◆ **WHAT YOU ARE ASKED TO DO**: Track down the lines that contain "from" and copy them.

── THE RECORDS ──

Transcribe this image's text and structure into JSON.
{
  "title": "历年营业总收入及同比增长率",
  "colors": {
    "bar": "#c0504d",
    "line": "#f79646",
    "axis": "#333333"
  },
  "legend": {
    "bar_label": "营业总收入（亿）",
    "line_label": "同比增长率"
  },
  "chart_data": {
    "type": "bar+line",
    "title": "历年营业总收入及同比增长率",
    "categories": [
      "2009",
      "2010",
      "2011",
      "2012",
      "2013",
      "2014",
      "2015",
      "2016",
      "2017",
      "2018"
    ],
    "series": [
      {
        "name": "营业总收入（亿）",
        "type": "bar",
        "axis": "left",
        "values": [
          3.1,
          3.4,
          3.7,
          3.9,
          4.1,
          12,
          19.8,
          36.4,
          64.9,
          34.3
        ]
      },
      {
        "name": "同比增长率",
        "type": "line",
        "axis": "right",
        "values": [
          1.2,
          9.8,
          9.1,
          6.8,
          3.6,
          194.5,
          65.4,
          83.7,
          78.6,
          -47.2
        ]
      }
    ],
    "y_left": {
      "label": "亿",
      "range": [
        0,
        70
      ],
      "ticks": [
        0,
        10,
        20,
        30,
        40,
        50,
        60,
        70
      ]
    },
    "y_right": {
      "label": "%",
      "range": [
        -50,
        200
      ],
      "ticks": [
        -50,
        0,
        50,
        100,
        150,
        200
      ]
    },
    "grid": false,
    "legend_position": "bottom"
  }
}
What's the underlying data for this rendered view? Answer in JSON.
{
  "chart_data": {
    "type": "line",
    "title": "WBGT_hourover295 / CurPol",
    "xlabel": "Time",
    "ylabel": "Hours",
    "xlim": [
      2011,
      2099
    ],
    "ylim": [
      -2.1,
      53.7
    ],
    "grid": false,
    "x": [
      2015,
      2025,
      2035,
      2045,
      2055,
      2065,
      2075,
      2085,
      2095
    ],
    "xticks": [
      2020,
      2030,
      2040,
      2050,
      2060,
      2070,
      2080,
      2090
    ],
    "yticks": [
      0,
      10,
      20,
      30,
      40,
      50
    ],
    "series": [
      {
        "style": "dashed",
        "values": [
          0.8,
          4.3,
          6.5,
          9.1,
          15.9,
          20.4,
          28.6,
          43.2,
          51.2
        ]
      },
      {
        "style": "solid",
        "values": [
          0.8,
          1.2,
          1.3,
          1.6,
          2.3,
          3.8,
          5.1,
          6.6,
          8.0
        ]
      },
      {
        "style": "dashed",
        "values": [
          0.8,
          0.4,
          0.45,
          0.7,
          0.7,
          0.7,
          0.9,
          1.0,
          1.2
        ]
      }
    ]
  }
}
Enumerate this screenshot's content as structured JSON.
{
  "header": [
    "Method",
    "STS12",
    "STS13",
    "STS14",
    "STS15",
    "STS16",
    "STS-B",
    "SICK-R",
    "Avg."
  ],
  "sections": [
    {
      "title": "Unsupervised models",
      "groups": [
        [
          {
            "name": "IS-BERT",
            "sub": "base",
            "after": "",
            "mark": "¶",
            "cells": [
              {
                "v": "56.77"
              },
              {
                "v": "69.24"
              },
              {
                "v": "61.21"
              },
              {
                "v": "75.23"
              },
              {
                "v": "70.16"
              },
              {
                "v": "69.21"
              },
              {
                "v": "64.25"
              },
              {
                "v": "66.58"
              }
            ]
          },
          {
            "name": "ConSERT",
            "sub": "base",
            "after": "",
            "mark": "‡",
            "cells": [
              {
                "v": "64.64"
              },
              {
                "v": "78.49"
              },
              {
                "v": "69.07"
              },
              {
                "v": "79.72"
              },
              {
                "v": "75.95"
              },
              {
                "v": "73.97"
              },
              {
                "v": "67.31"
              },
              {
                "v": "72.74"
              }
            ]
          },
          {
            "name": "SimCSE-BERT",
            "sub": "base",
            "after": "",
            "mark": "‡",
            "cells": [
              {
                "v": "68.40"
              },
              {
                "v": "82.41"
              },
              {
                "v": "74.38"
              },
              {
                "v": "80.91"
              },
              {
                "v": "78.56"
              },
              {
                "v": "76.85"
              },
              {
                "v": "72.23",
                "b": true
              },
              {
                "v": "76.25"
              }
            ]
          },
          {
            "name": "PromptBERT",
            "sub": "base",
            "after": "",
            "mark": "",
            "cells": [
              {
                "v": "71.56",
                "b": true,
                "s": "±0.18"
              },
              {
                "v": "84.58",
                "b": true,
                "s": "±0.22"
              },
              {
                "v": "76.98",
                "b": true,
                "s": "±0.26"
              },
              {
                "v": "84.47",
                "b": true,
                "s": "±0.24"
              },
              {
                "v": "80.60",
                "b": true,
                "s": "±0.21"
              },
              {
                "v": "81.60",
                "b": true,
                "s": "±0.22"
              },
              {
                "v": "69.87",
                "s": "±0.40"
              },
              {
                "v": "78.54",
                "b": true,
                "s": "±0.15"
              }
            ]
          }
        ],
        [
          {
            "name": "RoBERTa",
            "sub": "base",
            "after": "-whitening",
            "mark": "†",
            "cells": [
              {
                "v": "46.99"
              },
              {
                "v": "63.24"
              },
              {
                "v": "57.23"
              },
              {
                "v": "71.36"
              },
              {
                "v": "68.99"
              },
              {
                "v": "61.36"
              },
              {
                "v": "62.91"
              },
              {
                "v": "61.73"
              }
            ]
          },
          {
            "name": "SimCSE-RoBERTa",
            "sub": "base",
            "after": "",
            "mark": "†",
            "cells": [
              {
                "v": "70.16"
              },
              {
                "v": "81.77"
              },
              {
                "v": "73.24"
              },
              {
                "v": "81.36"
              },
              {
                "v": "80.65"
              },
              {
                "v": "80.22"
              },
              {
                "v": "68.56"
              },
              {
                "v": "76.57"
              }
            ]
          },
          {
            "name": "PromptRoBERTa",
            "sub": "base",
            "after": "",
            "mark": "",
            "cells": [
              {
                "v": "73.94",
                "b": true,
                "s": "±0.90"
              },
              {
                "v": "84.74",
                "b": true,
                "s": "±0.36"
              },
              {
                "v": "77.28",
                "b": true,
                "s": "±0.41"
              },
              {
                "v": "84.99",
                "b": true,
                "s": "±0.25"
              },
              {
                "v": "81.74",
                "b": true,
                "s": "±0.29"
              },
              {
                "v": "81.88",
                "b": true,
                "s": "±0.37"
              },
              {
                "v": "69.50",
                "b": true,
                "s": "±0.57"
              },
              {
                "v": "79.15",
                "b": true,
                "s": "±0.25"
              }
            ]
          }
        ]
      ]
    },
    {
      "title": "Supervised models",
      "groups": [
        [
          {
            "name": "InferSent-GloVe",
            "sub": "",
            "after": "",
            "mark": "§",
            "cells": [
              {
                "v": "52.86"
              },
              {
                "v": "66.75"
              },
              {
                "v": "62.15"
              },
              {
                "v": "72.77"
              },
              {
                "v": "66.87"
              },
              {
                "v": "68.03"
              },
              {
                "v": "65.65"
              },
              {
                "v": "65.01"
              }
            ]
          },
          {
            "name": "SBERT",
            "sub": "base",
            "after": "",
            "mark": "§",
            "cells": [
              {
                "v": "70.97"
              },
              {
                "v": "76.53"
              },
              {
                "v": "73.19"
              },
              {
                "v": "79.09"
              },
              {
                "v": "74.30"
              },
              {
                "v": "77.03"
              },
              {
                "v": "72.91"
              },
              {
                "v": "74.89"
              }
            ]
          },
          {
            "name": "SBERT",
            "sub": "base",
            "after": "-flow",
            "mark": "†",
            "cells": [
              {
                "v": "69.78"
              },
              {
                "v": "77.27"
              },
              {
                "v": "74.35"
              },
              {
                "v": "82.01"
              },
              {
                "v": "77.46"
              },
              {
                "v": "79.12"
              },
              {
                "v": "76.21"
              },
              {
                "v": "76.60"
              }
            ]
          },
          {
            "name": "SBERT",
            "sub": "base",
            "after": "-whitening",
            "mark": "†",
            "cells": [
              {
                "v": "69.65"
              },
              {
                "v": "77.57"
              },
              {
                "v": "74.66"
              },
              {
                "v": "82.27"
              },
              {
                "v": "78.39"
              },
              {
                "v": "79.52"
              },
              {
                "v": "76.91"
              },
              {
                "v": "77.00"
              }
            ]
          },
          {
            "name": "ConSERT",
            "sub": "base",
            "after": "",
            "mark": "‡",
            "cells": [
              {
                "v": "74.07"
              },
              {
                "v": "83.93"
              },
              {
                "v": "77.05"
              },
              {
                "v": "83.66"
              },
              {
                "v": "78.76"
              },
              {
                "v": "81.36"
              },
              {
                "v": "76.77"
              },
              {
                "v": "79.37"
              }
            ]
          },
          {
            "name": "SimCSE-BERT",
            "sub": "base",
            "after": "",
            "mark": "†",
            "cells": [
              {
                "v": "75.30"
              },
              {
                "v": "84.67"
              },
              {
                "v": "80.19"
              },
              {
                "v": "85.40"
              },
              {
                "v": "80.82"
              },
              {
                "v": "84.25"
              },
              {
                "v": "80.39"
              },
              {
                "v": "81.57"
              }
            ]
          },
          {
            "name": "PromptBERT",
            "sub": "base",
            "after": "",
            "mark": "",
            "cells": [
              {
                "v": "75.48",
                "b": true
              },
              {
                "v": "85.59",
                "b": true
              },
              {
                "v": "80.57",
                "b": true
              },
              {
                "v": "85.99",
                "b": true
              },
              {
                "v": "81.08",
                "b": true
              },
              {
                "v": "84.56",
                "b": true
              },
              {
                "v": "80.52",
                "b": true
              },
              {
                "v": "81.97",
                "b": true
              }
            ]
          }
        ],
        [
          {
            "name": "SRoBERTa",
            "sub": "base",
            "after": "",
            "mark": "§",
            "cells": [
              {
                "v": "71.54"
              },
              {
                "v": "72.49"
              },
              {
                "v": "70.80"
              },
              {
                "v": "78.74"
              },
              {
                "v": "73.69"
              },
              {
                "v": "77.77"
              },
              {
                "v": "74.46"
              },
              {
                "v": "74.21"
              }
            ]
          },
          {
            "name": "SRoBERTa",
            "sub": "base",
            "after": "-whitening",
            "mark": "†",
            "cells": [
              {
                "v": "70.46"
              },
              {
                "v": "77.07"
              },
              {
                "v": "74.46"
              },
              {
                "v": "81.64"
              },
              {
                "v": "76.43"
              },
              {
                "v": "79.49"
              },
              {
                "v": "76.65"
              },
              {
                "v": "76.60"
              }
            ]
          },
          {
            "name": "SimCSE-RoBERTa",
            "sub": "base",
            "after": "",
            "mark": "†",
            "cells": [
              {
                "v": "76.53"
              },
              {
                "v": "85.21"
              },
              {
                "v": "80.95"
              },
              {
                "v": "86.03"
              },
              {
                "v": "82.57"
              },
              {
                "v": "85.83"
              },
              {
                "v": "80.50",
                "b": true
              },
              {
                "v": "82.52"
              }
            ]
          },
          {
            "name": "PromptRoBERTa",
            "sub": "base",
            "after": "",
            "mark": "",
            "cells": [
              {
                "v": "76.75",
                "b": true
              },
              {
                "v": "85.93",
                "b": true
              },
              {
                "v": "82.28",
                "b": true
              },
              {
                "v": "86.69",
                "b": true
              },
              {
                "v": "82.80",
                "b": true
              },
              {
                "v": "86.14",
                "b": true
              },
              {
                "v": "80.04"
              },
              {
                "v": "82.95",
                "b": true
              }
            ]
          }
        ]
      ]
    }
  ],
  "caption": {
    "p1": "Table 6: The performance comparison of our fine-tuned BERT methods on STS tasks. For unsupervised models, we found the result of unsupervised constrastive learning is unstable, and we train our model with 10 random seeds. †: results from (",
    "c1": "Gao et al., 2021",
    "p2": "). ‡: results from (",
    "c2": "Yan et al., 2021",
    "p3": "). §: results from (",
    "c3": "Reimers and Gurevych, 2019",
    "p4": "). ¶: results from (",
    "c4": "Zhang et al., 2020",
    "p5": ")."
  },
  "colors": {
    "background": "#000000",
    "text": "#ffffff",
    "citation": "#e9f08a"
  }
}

───

◆ **FULL ANSWER**:
    "p1": "Table 6: The performance comparison of our fine-tuned BERT methods on STS tasks. For unsupervised models, we found the result of unsupervised constrastive learning is unstable, and we train our model with 10 random seeds. †: results from (",
    "p2": "). ‡: results from (",
    "p3": "). §: results from (",
    "p4": "). ¶: results from (",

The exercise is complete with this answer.